*GIVEN PROBLEM*
Where a line of the material contains the string "Empfindungen", copy that line.
--- Start of MATERIAL FOR THE TASK ---
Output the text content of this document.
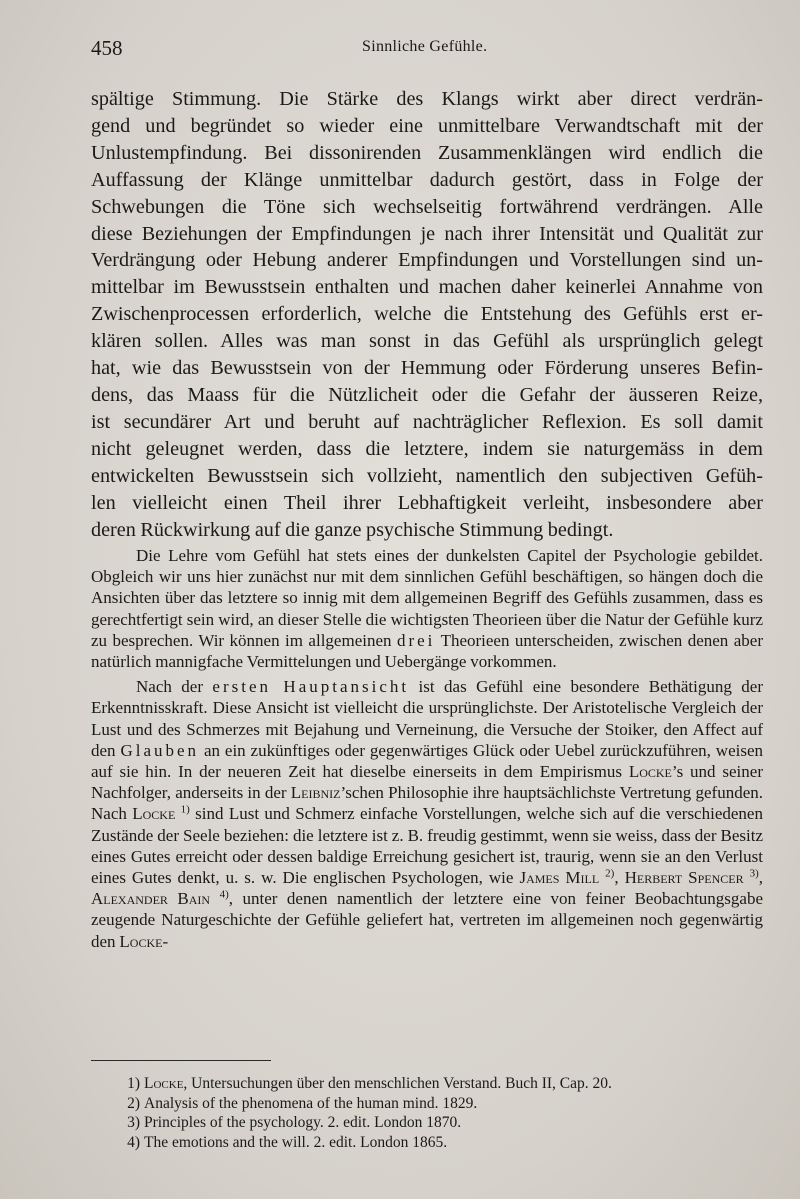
458	Sinnliche Gefühle.
spältige Stimmung. Die Stärke des Klangs wirkt aber direct verdrän-
gend und begründet so wieder eine unmittelbare Verwandtschaft mit der
Unlustempfindung. Bei dissonirenden Zusammenklängen wird endlich die
Auffassung der Klänge unmittelbar dadurch gestört, dass in Folge der
Schwebungen die Töne sich wechselseitig fortwährend verdrängen. Alle
diese Beziehungen der Empfindungen je nach ihrer Intensität und Qualität zur
Verdrängung oder Hebung anderer Empfindungen und Vorstellungen sind un-
mittelbar im Bewusstsein enthalten und machen daher keinerlei Annahme von
Zwischenprocessen erforderlich, welche die Entstehung des Gefühls erst er-
klären sollen. Alles was man sonst in das Gefühl als ursprünglich gelegt
hat, wie das Bewusstsein von der Hemmung oder Förderung unseres Befin-
dens, das Maass für die Nützlicheit oder die Gefahr der äusseren Reize,
ist secundärer Art und beruht auf nachträglicher Reflexion. Es soll damit
nicht geleugnet werden, dass die letztere, indem sie naturgemäss in dem
entwickelten Bewusstsein sich vollzieht, namentlich den subjectiven Gefüh-
len vielleicht einen Theil ihrer Lebhaftigkeit verleiht, insbesondere aber
deren Rückwirkung auf die ganze psychische Stimmung bedingt.

Die Lehre vom Gefühl hat stets eines der dunkelsten Capitel der Psychologie gebildet. Obgleich wir uns hier zunächst nur mit dem sinnlichen Gefühl beschäftigen, so hängen doch die Ansichten über das letztere so innig mit dem allgemeinen Begriff des Gefühls zusammen, dass es gerechtfertigt sein wird, an dieser Stelle die wichtigsten Theorieen über die Natur der Gefühle kurz zu besprechen. Wir können im allgemeinen drei Theorieen unterscheiden, zwischen denen aber natürlich mannigfache Vermittelungen und Uebergänge vorkommen.

Nach der ersten Hauptansicht ist das Gefühl eine besondere Bethätigung der Erkenntnisskraft. Diese Ansicht ist vielleicht die ursprünglichste. Der Aristotelische Vergleich der Lust und des Schmerzes mit Bejahung und Verneinung, die Versuche der Stoiker, den Affect auf den Glauben an ein zukünftiges oder gegenwärtiges Glück oder Uebel zurückzuführen, weisen auf sie hin. In der neueren Zeit hat dieselbe einerseits in dem Empirismus Locke’s und seiner Nachfolger, anderseits in der Leibniz’schen Philosophie ihre hauptsächlichste Vertretung gefunden. Nach Locke $^{1)}$ sind Lust und Schmerz einfache Vorstellungen, welche sich auf die verschiedenen Zustände der Seele beziehen: die letztere ist z. B. freudig gestimmt, wenn sie weiss, dass der Besitz eines Gutes erreicht oder dessen baldige Erreichung gesichert ist, traurig, wenn sie an den Verlust eines Gutes denkt, u. s. w. Die englischen Psychologen, wie James Mill $^{2)}$, Herbert Spencer $^{3)}$, Alexander Bain $^{4)}$, unter denen namentlich der letztere eine von feiner Beobachtungsgabe zeugende Naturgeschichte der Gefühle geliefert hat, vertreten im allgemeinen noch gegenwärtig den Locke-

1) Locke, Untersuchungen über den menschlichen Verstand. Buch II, Cap. 20.
2) Analysis of the phenomena of the human mind. 1829.
3) Principles of the psychology. 2. edit. London 1870.
4) The emotions and the will. 2. edit. London 1865.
--- End of MATERIAL FOR THE TASK ---
*CORRECT ANSWER*
diese Beziehungen der Empfindungen je nach ihrer Intensität und Qualität zur
Verdrängung oder Hebung anderer Empfindungen und Vorstellungen sind un-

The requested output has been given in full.